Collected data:
○ ○ ○

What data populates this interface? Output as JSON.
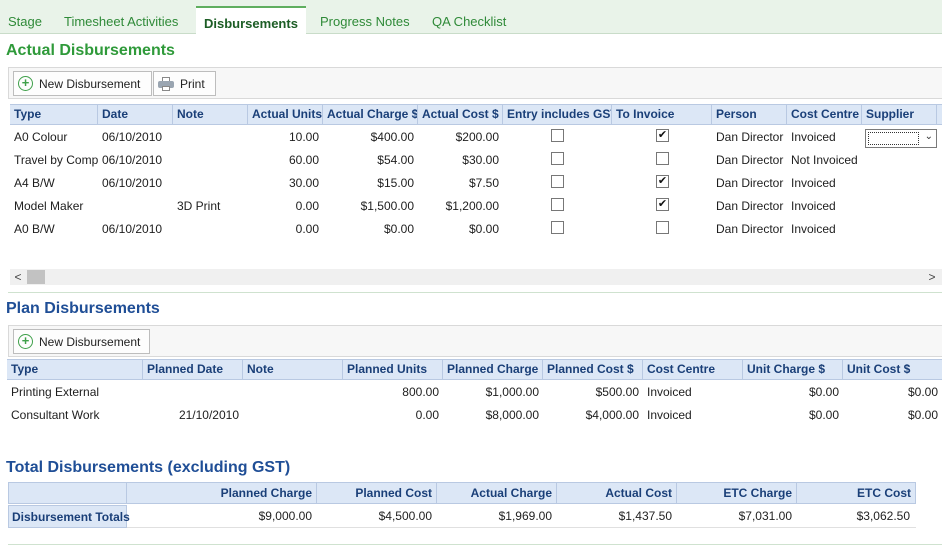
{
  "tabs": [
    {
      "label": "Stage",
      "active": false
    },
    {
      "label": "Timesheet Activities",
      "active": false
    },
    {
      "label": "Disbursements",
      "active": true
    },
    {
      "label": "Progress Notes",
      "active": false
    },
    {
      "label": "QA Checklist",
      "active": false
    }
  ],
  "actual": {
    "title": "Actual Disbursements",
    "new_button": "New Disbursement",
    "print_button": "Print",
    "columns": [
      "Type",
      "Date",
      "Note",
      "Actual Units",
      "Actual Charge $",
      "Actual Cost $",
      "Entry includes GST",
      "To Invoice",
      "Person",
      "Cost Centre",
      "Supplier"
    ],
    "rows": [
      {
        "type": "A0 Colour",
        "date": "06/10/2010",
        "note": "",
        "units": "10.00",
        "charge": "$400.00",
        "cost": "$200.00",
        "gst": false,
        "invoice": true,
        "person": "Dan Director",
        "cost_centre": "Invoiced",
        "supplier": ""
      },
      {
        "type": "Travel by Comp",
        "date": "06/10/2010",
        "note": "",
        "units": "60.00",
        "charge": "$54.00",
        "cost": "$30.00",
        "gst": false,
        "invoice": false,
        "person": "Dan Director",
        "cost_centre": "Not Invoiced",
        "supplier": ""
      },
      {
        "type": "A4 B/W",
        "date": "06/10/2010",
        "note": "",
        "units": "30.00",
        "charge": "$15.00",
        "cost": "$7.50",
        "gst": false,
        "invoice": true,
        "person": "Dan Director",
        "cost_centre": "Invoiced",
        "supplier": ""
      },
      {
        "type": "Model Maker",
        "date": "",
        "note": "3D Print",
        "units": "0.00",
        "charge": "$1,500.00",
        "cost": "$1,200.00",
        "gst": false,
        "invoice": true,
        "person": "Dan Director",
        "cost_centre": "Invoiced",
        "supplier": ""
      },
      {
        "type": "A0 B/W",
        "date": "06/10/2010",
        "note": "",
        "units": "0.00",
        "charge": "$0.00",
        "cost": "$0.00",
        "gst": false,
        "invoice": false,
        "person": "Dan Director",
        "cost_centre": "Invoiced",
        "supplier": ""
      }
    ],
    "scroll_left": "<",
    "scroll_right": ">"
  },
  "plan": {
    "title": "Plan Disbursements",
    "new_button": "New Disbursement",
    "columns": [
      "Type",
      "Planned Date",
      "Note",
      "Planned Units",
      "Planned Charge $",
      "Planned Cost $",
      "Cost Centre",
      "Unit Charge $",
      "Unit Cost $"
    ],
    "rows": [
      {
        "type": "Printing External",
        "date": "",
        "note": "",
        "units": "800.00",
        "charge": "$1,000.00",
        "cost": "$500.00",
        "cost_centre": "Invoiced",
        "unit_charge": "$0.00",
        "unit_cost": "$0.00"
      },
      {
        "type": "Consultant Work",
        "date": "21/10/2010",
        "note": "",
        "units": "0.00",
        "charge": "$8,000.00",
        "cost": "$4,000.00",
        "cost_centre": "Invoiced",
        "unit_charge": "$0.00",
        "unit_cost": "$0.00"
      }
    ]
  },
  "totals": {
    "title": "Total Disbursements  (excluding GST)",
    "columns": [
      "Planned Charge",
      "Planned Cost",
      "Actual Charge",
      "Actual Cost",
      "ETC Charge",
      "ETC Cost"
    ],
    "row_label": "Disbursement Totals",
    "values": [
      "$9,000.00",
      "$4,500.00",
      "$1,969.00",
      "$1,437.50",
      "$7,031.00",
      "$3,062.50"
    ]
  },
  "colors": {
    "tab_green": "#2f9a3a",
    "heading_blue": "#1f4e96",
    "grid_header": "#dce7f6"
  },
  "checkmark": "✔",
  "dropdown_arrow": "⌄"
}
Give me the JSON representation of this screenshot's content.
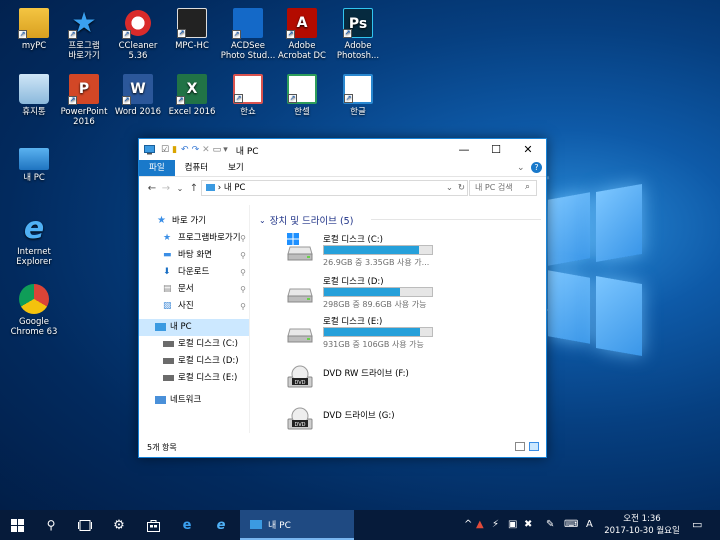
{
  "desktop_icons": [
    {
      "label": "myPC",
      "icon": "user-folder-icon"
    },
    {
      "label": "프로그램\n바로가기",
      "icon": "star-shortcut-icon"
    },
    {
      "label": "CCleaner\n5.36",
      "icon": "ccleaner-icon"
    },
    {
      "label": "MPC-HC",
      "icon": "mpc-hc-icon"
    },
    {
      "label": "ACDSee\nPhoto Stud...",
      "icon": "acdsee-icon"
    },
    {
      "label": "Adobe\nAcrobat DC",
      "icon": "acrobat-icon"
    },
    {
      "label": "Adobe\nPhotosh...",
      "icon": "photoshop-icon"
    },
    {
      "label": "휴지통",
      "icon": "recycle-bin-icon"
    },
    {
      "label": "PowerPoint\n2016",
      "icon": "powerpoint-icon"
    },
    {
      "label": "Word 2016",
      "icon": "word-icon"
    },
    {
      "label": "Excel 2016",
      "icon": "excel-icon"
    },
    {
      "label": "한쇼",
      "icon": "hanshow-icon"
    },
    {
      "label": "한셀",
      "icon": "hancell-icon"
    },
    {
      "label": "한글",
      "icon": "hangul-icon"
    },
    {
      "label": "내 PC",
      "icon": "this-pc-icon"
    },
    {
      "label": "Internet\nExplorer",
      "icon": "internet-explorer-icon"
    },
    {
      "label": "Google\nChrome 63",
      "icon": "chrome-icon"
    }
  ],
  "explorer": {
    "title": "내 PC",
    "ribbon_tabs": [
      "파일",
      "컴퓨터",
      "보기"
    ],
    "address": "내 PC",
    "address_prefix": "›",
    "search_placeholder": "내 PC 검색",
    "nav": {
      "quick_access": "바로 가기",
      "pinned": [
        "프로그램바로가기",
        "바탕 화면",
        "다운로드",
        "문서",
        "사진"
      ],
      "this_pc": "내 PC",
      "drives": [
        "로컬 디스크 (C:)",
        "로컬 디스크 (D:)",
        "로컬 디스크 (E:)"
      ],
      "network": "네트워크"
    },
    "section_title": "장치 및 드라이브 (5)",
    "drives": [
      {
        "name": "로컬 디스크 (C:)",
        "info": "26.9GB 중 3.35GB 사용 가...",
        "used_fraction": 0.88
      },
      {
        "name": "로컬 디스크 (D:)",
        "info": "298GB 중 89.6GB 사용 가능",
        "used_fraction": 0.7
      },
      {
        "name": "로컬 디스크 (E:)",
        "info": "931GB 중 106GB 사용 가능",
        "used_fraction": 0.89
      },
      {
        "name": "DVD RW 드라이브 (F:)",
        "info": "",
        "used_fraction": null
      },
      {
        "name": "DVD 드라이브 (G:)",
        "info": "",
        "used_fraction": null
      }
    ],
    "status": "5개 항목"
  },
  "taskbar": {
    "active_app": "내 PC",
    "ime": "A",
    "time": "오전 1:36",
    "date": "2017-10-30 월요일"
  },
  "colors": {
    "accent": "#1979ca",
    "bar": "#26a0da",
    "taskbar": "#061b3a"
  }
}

○ ○ ○

* _WORK TO BE COMPLETED_
How many lines of the listing above include the word "Disbursements"? State the number and nothing else.

* _RESPONSE TO THE EXERCISE_
4